### REQUEST:
Starting at the line that has "1976, 1036, 2066]" and ending with the line that has "1399, 175, 1439]", rewrite those lines with "monster-level" switched to "unit-level" and everything else unchanged.

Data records
■ ■ ■ ■ ■

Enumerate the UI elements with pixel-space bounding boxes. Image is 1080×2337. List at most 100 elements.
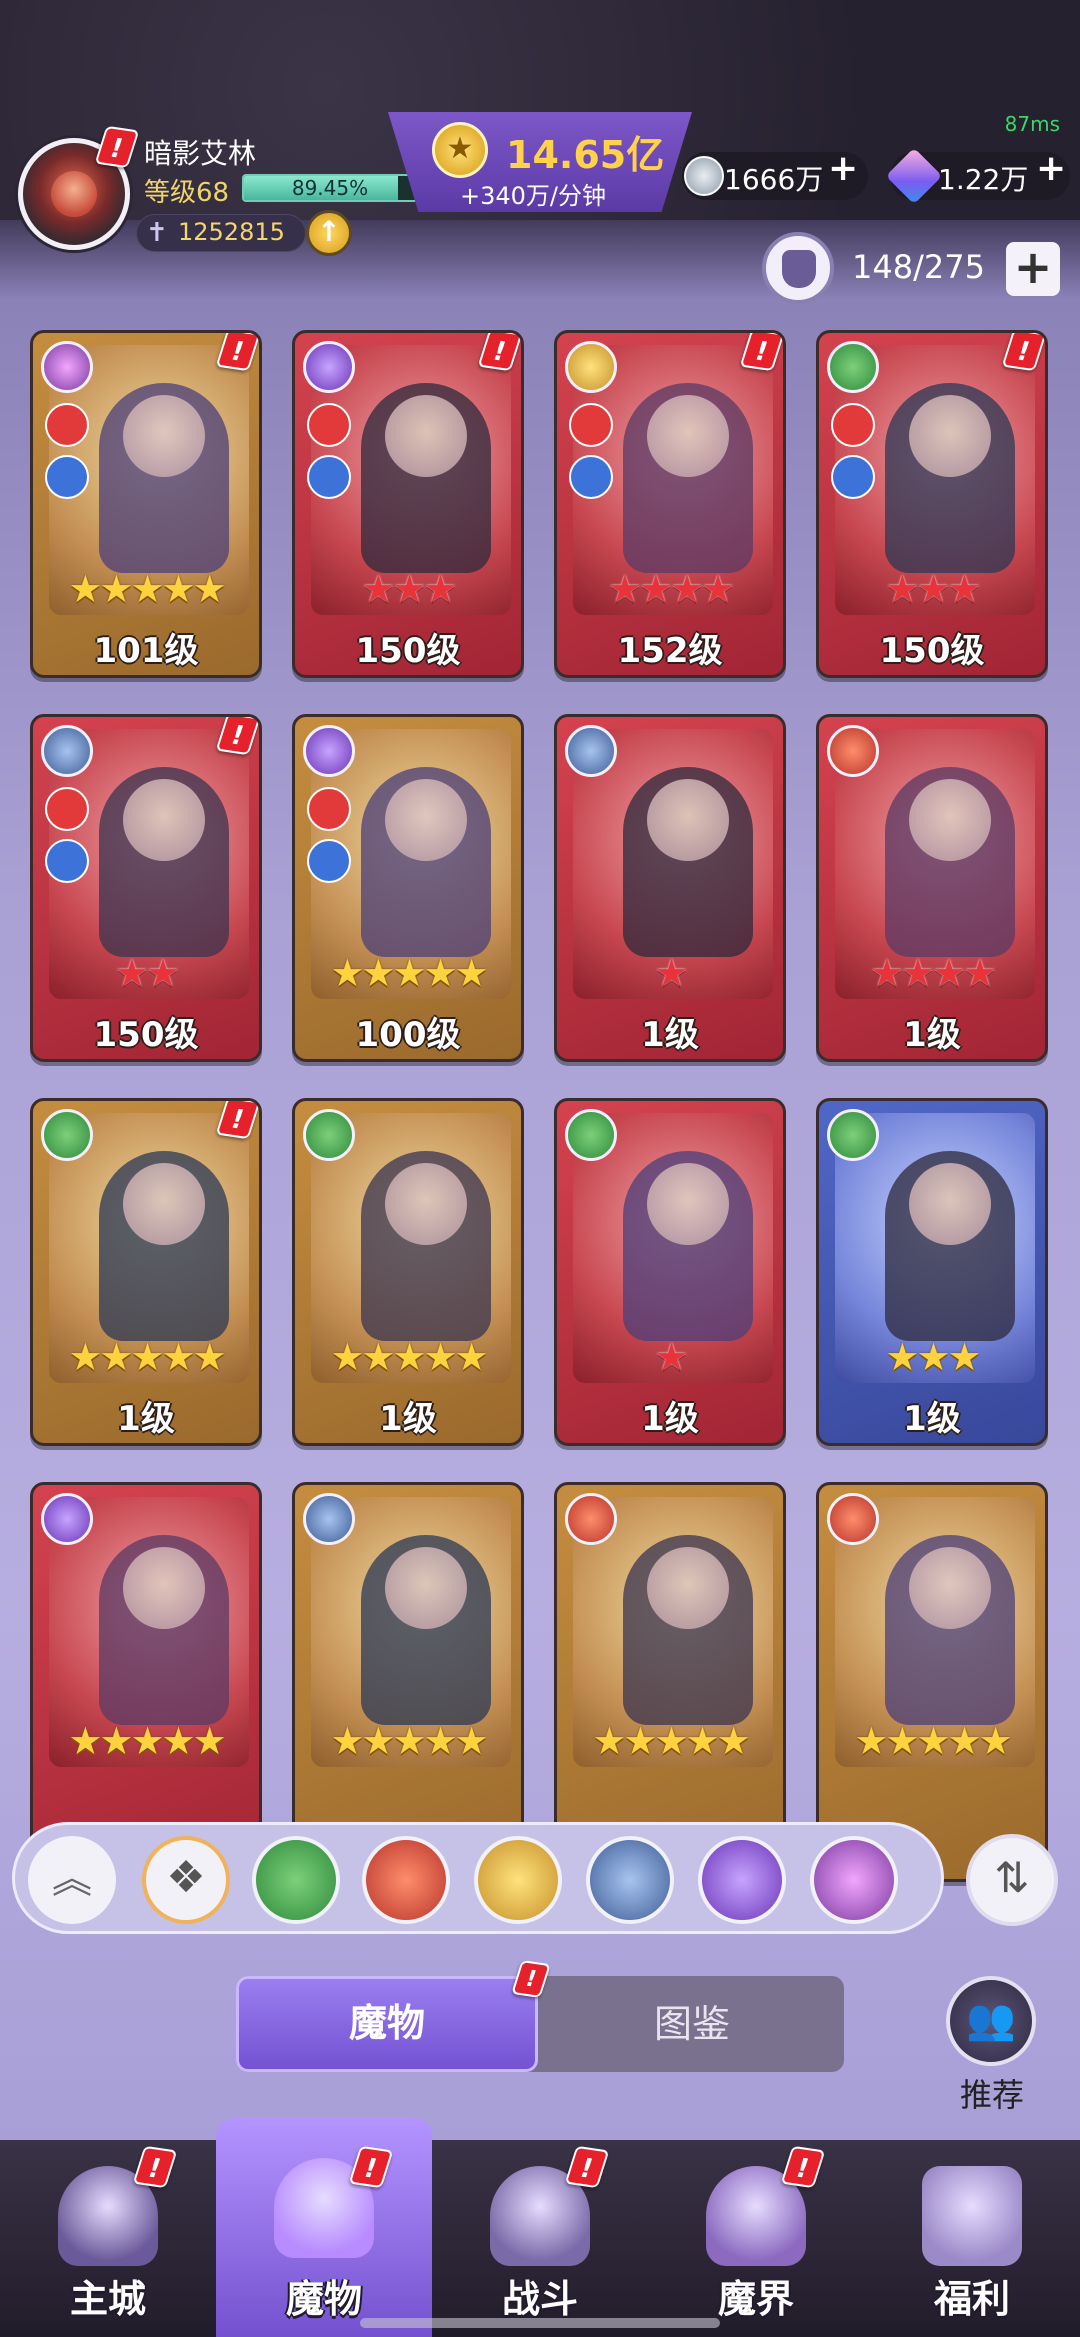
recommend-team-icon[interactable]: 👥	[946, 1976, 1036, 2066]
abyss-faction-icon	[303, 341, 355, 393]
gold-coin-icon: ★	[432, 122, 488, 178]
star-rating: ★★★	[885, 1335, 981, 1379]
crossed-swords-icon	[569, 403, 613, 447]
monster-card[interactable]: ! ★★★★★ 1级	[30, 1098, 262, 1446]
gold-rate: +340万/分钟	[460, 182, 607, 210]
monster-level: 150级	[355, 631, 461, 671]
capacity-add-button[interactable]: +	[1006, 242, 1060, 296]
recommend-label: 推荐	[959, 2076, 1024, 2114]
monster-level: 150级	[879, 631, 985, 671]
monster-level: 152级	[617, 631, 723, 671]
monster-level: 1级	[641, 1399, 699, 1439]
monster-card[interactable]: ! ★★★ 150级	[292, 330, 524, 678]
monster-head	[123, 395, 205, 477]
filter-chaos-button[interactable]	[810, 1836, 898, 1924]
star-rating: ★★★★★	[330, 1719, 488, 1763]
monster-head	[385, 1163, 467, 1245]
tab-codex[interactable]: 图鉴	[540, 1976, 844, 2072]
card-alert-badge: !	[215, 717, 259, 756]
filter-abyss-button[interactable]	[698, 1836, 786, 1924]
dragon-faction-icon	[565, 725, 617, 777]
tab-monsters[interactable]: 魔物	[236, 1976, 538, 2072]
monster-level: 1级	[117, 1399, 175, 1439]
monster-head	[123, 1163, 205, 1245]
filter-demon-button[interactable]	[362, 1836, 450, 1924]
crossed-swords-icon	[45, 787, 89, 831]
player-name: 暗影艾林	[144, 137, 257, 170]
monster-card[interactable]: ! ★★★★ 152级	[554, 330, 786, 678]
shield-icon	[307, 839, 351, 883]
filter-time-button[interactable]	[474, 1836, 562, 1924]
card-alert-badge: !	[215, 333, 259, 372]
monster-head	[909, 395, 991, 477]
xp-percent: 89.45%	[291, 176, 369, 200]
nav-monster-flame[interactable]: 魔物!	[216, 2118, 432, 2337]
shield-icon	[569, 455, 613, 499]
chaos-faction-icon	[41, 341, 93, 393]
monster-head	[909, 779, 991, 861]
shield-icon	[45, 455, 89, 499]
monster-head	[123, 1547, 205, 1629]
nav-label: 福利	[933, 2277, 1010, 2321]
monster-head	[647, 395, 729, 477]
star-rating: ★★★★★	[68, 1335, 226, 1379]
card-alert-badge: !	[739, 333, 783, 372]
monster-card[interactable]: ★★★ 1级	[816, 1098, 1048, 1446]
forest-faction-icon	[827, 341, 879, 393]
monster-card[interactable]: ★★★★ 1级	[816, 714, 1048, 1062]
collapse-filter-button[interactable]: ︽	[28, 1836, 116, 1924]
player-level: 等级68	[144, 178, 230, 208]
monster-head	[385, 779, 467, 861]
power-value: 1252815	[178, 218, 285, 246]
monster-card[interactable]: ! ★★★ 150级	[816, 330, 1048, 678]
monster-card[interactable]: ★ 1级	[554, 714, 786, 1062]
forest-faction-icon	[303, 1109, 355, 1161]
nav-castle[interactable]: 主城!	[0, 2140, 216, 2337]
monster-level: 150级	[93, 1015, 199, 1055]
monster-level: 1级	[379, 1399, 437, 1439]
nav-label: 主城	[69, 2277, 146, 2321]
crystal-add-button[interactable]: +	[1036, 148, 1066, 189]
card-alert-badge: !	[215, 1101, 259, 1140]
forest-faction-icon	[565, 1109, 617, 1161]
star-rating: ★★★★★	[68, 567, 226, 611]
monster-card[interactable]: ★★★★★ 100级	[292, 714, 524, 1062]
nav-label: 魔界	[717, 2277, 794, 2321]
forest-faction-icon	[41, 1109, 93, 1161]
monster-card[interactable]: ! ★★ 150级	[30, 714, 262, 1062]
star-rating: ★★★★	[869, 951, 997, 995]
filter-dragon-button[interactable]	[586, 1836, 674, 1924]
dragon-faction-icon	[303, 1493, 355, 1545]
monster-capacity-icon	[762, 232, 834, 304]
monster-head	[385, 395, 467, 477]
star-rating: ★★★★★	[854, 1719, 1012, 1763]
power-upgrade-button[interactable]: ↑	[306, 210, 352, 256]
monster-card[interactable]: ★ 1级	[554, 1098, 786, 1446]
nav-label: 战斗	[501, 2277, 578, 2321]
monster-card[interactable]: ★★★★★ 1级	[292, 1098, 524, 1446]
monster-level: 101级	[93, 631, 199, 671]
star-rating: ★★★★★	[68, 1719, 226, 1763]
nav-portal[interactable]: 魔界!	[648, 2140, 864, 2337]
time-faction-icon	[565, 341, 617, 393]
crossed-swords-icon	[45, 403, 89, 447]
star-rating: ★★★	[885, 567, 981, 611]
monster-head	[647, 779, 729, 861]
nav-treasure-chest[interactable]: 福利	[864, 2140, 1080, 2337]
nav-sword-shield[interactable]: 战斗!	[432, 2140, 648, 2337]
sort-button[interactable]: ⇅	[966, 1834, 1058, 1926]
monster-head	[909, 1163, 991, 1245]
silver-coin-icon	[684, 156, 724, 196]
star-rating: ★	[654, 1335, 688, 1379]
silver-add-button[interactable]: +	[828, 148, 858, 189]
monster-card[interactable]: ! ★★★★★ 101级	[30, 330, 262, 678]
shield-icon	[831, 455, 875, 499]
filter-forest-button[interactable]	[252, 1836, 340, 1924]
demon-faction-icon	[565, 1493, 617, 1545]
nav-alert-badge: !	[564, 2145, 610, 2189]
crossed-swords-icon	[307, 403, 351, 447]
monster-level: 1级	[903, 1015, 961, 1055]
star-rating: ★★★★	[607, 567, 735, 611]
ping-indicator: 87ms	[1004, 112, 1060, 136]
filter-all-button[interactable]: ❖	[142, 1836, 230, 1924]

■ ■ ■ ■ ■

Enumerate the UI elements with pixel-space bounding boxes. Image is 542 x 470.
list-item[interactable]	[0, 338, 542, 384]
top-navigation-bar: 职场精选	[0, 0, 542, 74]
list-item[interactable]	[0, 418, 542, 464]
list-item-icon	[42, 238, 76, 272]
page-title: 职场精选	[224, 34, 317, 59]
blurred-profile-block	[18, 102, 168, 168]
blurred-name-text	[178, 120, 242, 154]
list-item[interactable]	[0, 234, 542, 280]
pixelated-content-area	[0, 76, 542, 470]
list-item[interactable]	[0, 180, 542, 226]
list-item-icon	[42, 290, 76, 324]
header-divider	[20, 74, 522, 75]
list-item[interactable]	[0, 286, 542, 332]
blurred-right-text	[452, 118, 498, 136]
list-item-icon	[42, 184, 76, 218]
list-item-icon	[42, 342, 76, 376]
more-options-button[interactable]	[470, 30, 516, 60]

■ ■ ■ ■ ■

### RESPONSE TO THIS TASK:
recommend-team-icon[interactable]: 👥	[946, 1976, 1036, 2066]
abyss-faction-icon	[303, 341, 355, 393]
gold-coin-icon: ★	[432, 122, 488, 178]
star-rating: ★★★	[885, 1335, 981, 1379]
crossed-swords-icon	[569, 403, 613, 447]
monster-card[interactable]: ! ★★★★★ 1级	[30, 1098, 262, 1446]
gold-rate: +340万/分钟	[460, 182, 607, 210]
unit-level: 150级	[355, 631, 461, 671]
capacity-add-button[interactable]: +	[1006, 242, 1060, 296]
recommend-label: 推荐	[959, 2076, 1024, 2114]
unit-level: 150级	[879, 631, 985, 671]
unit-level: 152级	[617, 631, 723, 671]
unit-level: 1级	[641, 1399, 699, 1439]
monster-card[interactable]: ! ★★★ 150级	[292, 330, 524, 678]
monster-head	[123, 395, 205, 477]
filter-chaos-button[interactable]	[810, 1836, 898, 1924]
star-rating: ★★★★★	[330, 1719, 488, 1763]
monster-head	[385, 1163, 467, 1245]
tab-codex[interactable]: 图鉴	[540, 1976, 844, 2072]
card-alert-badge: !	[215, 717, 259, 756]
filter-abyss-button[interactable]	[698, 1836, 786, 1924]
dragon-faction-icon	[565, 725, 617, 777]
tab-monsters[interactable]: 魔物	[236, 1976, 538, 2072]
unit-level: 1级	[117, 1399, 175, 1439]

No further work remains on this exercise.